(Dataset excerpt)

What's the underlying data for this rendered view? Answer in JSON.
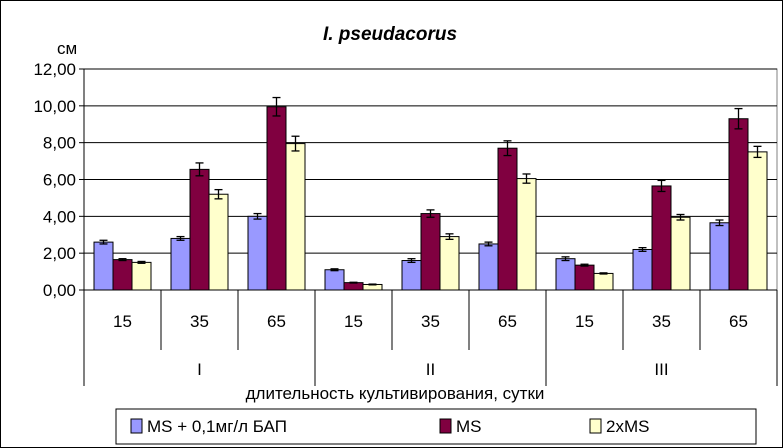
{
  "chart_data": {
    "type": "bar",
    "title": "I. pseudacorus",
    "ylabel": "см",
    "xlabel": "длительность культивирования, сутки",
    "ylim": [
      0,
      12
    ],
    "yticks": [
      "0,00",
      "2,00",
      "4,00",
      "6,00",
      "8,00",
      "10,00",
      "12,00"
    ],
    "groups": [
      "I",
      "II",
      "III"
    ],
    "categories": [
      "15",
      "35",
      "65",
      "15",
      "35",
      "65",
      "15",
      "35",
      "65"
    ],
    "series": [
      {
        "name": "MS + 0,1мг/л БАП",
        "color": "#9999ff",
        "values": [
          2.6,
          2.8,
          4.0,
          1.1,
          1.6,
          2.5,
          1.7,
          2.2,
          3.65
        ],
        "errors": [
          0.1,
          0.1,
          0.15,
          0.05,
          0.1,
          0.1,
          0.1,
          0.1,
          0.15
        ]
      },
      {
        "name": "MS",
        "color": "#800040",
        "values": [
          1.65,
          6.55,
          9.95,
          0.4,
          4.15,
          7.7,
          1.35,
          5.65,
          9.3
        ],
        "errors": [
          0.05,
          0.35,
          0.5,
          0.02,
          0.2,
          0.4,
          0.05,
          0.3,
          0.55
        ]
      },
      {
        "name": "2xMS",
        "color": "#ffffcc",
        "values": [
          1.5,
          5.2,
          7.95,
          0.3,
          2.9,
          6.05,
          0.9,
          3.95,
          7.5
        ],
        "errors": [
          0.05,
          0.25,
          0.4,
          0.02,
          0.15,
          0.25,
          0.03,
          0.15,
          0.3
        ]
      }
    ],
    "grid": true,
    "legend_position": "bottom"
  }
}
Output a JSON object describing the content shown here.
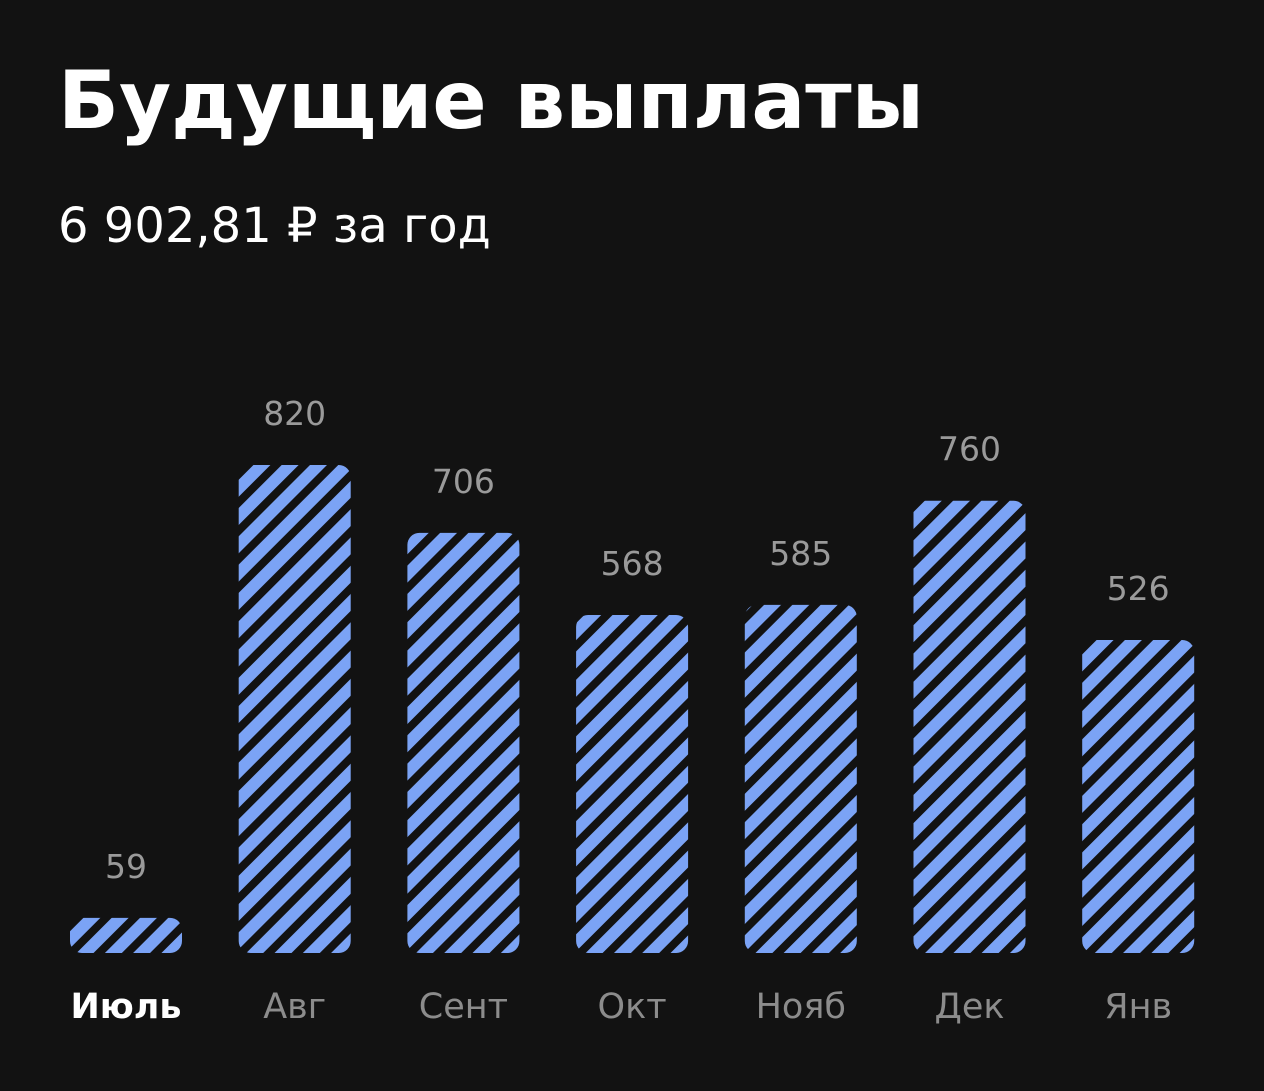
{
  "chart_data": {
    "type": "bar",
    "title": "Будущие выплаты",
    "subtitle": "6 902,81 ₽ за год",
    "categories": [
      "Июль",
      "Авг",
      "Сент",
      "Окт",
      "Нояб",
      "Дек",
      "Янв"
    ],
    "values": [
      59,
      820,
      706,
      568,
      585,
      760,
      526
    ],
    "color": "#7ba3f5"
  }
}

[THE TASK]
Reproduce verbatim, and only, the lines starting at the one that contains "Output a JSON" and ending with the final line of the records; leave out the pictures.

[EXERCISE RESULT]
Output a JSON object describing the content shown here.
{
  "chart_data": {
    "type": "bar",
    "title": "Будущие выплаты",
    "subtitle": "6 902,81 ₽ за год",
    "categories": [
      "Июль",
      "Авг",
      "Сент",
      "Окт",
      "Нояб",
      "Дек",
      "Янв"
    ],
    "values": [
      59,
      820,
      706,
      568,
      585,
      760,
      526
    ],
    "color": "#7ba3f5"
  }
}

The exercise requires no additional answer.